*THE DATA*.
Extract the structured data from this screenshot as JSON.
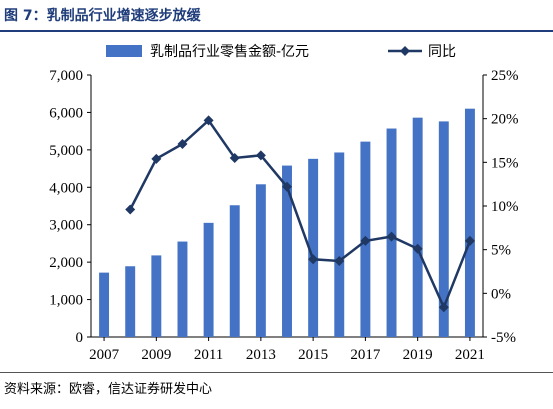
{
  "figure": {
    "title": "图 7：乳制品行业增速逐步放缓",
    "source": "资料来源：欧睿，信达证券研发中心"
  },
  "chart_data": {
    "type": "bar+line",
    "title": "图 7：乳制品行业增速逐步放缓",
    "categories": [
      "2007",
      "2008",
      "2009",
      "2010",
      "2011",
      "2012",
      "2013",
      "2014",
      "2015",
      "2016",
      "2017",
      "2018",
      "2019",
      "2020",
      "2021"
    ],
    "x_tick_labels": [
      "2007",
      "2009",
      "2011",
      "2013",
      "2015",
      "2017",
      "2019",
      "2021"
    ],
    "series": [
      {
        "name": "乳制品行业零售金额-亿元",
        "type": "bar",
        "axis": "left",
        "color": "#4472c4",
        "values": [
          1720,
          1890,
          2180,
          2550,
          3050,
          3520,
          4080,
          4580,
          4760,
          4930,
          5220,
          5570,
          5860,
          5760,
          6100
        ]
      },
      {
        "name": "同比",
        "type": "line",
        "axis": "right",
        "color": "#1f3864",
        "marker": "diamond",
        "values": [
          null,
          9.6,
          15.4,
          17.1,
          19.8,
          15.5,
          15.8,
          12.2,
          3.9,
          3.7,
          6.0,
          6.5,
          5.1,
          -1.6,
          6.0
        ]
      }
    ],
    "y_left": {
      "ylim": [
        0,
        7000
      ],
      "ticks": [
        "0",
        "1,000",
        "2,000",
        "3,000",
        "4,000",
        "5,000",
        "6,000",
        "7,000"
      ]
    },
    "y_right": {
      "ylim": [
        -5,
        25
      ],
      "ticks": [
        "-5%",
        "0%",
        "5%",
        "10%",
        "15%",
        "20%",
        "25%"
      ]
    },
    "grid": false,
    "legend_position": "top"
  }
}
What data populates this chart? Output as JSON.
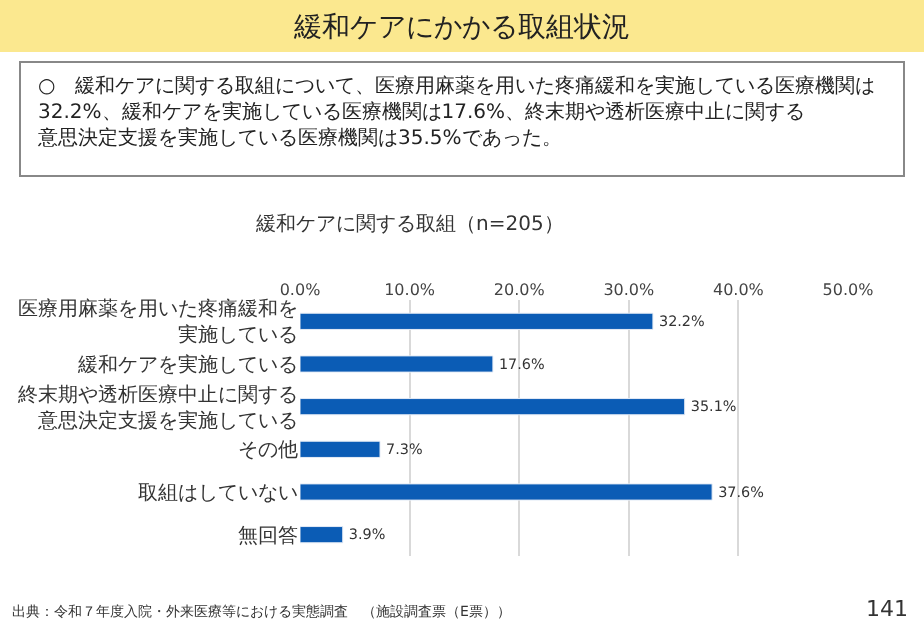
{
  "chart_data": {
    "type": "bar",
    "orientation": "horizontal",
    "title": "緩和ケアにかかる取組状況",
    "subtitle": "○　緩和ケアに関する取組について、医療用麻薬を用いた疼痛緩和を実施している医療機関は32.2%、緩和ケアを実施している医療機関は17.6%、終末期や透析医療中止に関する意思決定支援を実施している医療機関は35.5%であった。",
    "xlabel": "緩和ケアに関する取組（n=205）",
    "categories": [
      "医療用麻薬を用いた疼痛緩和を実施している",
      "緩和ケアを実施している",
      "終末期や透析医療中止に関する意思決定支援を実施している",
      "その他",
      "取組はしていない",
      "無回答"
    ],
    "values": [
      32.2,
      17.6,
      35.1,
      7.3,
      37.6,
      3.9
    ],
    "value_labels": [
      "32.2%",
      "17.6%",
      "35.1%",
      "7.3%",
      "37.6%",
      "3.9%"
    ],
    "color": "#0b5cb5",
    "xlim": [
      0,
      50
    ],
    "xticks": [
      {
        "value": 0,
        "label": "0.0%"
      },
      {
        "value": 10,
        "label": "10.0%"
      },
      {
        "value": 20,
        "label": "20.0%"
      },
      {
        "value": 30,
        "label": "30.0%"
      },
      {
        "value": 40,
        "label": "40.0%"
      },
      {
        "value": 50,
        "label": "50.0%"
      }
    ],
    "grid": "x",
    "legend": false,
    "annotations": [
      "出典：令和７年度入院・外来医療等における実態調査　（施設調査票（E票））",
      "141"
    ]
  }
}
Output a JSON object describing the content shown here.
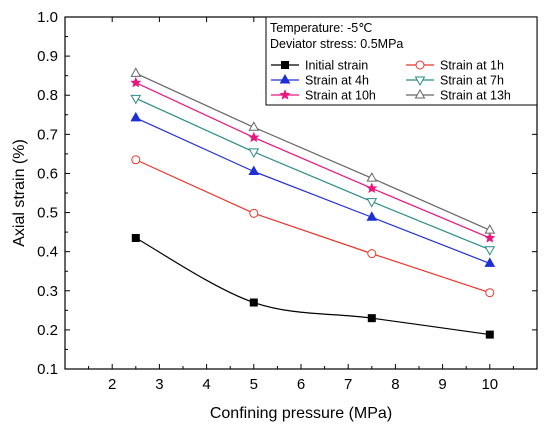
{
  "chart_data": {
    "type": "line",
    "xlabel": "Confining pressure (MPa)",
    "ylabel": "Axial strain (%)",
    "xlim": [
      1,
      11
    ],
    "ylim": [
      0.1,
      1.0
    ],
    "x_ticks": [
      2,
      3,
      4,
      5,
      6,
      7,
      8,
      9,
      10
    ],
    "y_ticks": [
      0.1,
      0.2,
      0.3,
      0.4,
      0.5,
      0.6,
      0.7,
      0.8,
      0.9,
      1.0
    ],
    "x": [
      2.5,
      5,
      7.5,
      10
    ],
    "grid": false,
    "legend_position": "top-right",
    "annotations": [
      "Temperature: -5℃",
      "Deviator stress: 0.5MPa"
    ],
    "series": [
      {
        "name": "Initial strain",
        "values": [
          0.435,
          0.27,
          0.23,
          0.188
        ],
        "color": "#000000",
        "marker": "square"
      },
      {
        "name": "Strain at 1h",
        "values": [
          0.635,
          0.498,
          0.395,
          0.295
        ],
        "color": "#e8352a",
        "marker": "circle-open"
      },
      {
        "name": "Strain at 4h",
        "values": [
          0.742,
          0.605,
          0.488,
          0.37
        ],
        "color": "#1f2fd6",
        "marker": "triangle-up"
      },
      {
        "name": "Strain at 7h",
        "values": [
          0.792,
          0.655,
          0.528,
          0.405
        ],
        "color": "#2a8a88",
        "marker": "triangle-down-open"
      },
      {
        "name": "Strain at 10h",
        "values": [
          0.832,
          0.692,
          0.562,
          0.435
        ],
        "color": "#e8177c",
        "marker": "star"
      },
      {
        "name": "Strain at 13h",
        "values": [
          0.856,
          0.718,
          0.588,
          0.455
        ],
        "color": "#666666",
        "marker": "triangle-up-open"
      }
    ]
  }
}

*WHAT IS BEING ASKED*. Reproduce the listing word for word and omit its pictures.

*IN RESPONSE*.
Extract the structured data from this screenshot as JSON.
{
  "figure": {
    "title": "图 7：乳制品行业增速逐步放缓",
    "source": "资料来源：欧睿，信达证券研发中心"
  },
  "chart_data": {
    "type": "bar+line",
    "title": "图 7：乳制品行业增速逐步放缓",
    "categories": [
      "2007",
      "2008",
      "2009",
      "2010",
      "2011",
      "2012",
      "2013",
      "2014",
      "2015",
      "2016",
      "2017",
      "2018",
      "2019",
      "2020",
      "2021"
    ],
    "x_tick_labels": [
      "2007",
      "2009",
      "2011",
      "2013",
      "2015",
      "2017",
      "2019",
      "2021"
    ],
    "series": [
      {
        "name": "乳制品行业零售金额-亿元",
        "type": "bar",
        "axis": "left",
        "color": "#4472c4",
        "values": [
          1720,
          1890,
          2180,
          2550,
          3050,
          3520,
          4080,
          4580,
          4760,
          4930,
          5220,
          5570,
          5860,
          5760,
          6100
        ]
      },
      {
        "name": "同比",
        "type": "line",
        "axis": "right",
        "color": "#1f3864",
        "marker": "diamond",
        "values": [
          null,
          9.6,
          15.4,
          17.1,
          19.8,
          15.5,
          15.8,
          12.2,
          3.9,
          3.7,
          6.0,
          6.5,
          5.1,
          -1.6,
          6.0
        ]
      }
    ],
    "y_left": {
      "ylim": [
        0,
        7000
      ],
      "ticks": [
        "0",
        "1,000",
        "2,000",
        "3,000",
        "4,000",
        "5,000",
        "6,000",
        "7,000"
      ]
    },
    "y_right": {
      "ylim": [
        -5,
        25
      ],
      "ticks": [
        "-5%",
        "0%",
        "5%",
        "10%",
        "15%",
        "20%",
        "25%"
      ]
    },
    "grid": false,
    "legend_position": "top"
  }
}
What data populates this chart? Output as JSON.
{
  "chart_data": {
    "type": "bar",
    "orientation": "horizontal",
    "title": "緩和ケアにかかる取組状況",
    "subtitle": "○　緩和ケアに関する取組について、医療用麻薬を用いた疼痛緩和を実施している医療機関は32.2%、緩和ケアを実施している医療機関は17.6%、終末期や透析医療中止に関する意思決定支援を実施している医療機関は35.5%であった。",
    "xlabel": "緩和ケアに関する取組（n=205）",
    "categories": [
      "医療用麻薬を用いた疼痛緩和を実施している",
      "緩和ケアを実施している",
      "終末期や透析医療中止に関する意思決定支援を実施している",
      "その他",
      "取組はしていない",
      "無回答"
    ],
    "values": [
      32.2,
      17.6,
      35.1,
      7.3,
      37.6,
      3.9
    ],
    "value_labels": [
      "32.2%",
      "17.6%",
      "35.1%",
      "7.3%",
      "37.6%",
      "3.9%"
    ],
    "color": "#0b5cb5",
    "xlim": [
      0,
      50
    ],
    "xticks": [
      {
        "value": 0,
        "label": "0.0%"
      },
      {
        "value": 10,
        "label": "10.0%"
      },
      {
        "value": 20,
        "label": "20.0%"
      },
      {
        "value": 30,
        "label": "30.0%"
      },
      {
        "value": 40,
        "label": "40.0%"
      },
      {
        "value": 50,
        "label": "50.0%"
      }
    ],
    "grid": "x",
    "legend": false,
    "annotations": [
      "出典：令和７年度入院・外来医療等における実態調査　（施設調査票（E票））",
      "141"
    ]
  }
}
Output a JSON object describing the content shown here.
{
  "chart_data": {
    "type": "line",
    "xlabel": "Confining pressure (MPa)",
    "ylabel": "Axial strain (%)",
    "xlim": [
      1,
      11
    ],
    "ylim": [
      0.1,
      1.0
    ],
    "x_ticks": [
      2,
      3,
      4,
      5,
      6,
      7,
      8,
      9,
      10
    ],
    "y_ticks": [
      0.1,
      0.2,
      0.3,
      0.4,
      0.5,
      0.6,
      0.7,
      0.8,
      0.9,
      1.0
    ],
    "x": [
      2.5,
      5,
      7.5,
      10
    ],
    "grid": false,
    "legend_position": "top-right",
    "annotations": [
      "Temperature: -5℃",
      "Deviator stress: 0.5MPa"
    ],
    "series": [
      {
        "name": "Initial strain",
        "values": [
          0.435,
          0.27,
          0.23,
          0.188
        ],
        "color": "#000000",
        "marker": "square"
      },
      {
        "name": "Strain at 1h",
        "values": [
          0.635,
          0.498,
          0.395,
          0.295
        ],
        "color": "#e8352a",
        "marker": "circle-open"
      },
      {
        "name": "Strain at 4h",
        "values": [
          0.742,
          0.605,
          0.488,
          0.37
        ],
        "color": "#1f2fd6",
        "marker": "triangle-up"
      },
      {
        "name": "Strain at 7h",
        "values": [
          0.792,
          0.655,
          0.528,
          0.405
        ],
        "color": "#2a8a88",
        "marker": "triangle-down-open"
      },
      {
        "name": "Strain at 10h",
        "values": [
          0.832,
          0.692,
          0.562,
          0.435
        ],
        "color": "#e8177c",
        "marker": "star"
      },
      {
        "name": "Strain at 13h",
        "values": [
          0.856,
          0.718,
          0.588,
          0.455
        ],
        "color": "#666666",
        "marker": "triangle-up-open"
      }
    ]
  }
}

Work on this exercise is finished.